Dataset records.
________________________
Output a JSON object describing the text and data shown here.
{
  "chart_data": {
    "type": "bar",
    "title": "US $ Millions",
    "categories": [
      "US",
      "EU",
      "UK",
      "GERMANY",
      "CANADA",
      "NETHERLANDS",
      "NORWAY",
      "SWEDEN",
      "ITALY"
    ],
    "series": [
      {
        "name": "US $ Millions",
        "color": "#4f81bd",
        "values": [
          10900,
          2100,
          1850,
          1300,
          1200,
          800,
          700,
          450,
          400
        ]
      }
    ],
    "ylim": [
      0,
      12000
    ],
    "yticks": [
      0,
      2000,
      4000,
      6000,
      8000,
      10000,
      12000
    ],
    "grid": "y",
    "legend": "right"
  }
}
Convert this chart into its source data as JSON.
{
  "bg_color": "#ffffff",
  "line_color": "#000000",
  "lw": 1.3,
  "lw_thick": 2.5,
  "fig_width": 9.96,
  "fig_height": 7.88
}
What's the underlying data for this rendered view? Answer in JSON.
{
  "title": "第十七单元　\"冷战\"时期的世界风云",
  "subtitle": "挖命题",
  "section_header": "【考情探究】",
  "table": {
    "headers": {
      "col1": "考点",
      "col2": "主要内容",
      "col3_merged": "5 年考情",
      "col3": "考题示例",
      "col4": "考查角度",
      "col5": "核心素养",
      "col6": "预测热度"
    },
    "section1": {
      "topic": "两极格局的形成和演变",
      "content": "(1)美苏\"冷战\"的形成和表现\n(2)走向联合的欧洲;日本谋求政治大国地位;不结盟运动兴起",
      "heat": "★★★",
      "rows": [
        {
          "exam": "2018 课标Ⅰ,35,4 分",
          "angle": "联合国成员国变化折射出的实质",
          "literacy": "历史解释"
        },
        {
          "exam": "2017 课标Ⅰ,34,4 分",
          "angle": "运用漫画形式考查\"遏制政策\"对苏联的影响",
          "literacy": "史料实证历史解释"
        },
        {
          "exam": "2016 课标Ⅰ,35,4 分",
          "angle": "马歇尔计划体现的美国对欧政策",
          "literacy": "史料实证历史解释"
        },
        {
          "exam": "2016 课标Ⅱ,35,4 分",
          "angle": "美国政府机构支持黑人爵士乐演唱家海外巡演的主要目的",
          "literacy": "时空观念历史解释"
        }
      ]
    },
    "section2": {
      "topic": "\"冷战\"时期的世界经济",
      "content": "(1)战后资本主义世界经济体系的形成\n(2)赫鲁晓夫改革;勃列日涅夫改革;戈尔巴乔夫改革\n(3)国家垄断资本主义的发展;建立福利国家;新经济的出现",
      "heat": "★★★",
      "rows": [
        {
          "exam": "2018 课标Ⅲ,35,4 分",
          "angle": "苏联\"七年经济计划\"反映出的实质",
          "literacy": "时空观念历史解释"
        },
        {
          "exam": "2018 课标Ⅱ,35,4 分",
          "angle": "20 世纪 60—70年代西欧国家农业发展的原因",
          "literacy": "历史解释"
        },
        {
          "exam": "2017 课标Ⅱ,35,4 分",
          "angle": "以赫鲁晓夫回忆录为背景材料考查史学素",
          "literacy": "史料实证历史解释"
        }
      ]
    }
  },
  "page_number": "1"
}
________________________
Do this.
Quote the material exactly, leaving nothing out.

Task result.
Output a JSON object describing the text and data shown here.
{
  "chart_data": {
    "type": "bar",
    "title": "US $ Millions",
    "categories": [
      "US",
      "EU",
      "UK",
      "GERMANY",
      "CANADA",
      "NETHERLANDS",
      "NORWAY",
      "SWEDEN",
      "ITALY"
    ],
    "series": [
      {
        "name": "US $ Millions",
        "color": "#4f81bd",
        "values": [
          10900,
          2100,
          1850,
          1300,
          1200,
          800,
          700,
          450,
          400
        ]
      }
    ],
    "ylim": [
      0,
      12000
    ],
    "yticks": [
      0,
      2000,
      4000,
      6000,
      8000,
      10000,
      12000
    ],
    "grid": "y",
    "legend": "right"
  }
}
Convert this chart into its source data as JSON.
{
  "bg_color": "#ffffff",
  "line_color": "#000000",
  "lw": 1.3,
  "lw_thick": 2.5,
  "fig_width": 9.96,
  "fig_height": 7.88
}
What's the underlying data for this rendered view? Answer in JSON.
{
  "title": "第十七单元　\"冷战\"时期的世界风云",
  "subtitle": "挖命题",
  "section_header": "【考情探究】",
  "table": {
    "headers": {
      "col1": "考点",
      "col2": "主要内容",
      "col3_merged": "5 年考情",
      "col3": "考题示例",
      "col4": "考查角度",
      "col5": "核心素养",
      "col6": "预测热度"
    },
    "section1": {
      "topic": "两极格局的形成和演变",
      "content": "(1)美苏\"冷战\"的形成和表现\n(2)走向联合的欧洲;日本谋求政治大国地位;不结盟运动兴起",
      "heat": "★★★",
      "rows": [
        {
          "exam": "2018 课标Ⅰ,35,4 分",
          "angle": "联合国成员国变化折射出的实质",
          "literacy": "历史解释"
        },
        {
          "exam": "2017 课标Ⅰ,34,4 分",
          "angle": "运用漫画形式考查\"遏制政策\"对苏联的影响",
          "literacy": "史料实证历史解释"
        },
        {
          "exam": "2016 课标Ⅰ,35,4 分",
          "angle": "马歇尔计划体现的美国对欧政策",
          "literacy": "史料实证历史解释"
        },
        {
          "exam": "2016 课标Ⅱ,35,4 分",
          "angle": "美国政府机构支持黑人爵士乐演唱家海外巡演的主要目的",
          "literacy": "时空观念历史解释"
        }
      ]
    },
    "section2": {
      "topic": "\"冷战\"时期的世界经济",
      "content": "(1)战后资本主义世界经济体系的形成\n(2)赫鲁晓夫改革;勃列日涅夫改革;戈尔巴乔夫改革\n(3)国家垄断资本主义的发展;建立福利国家;新经济的出现",
      "heat": "★★★",
      "rows": [
        {
          "exam": "2018 课标Ⅲ,35,4 分",
          "angle": "苏联\"七年经济计划\"反映出的实质",
          "literacy": "时空观念历史解释"
        },
        {
          "exam": "2018 课标Ⅱ,35,4 分",
          "angle": "20 世纪 60—70年代西欧国家农业发展的原因",
          "literacy": "历史解释"
        },
        {
          "exam": "2017 课标Ⅱ,35,4 分",
          "angle": "以赫鲁晓夫回忆录为背景材料考查史学素",
          "literacy": "史料实证历史解释"
        }
      ]
    }
  },
  "page_number": "1"
}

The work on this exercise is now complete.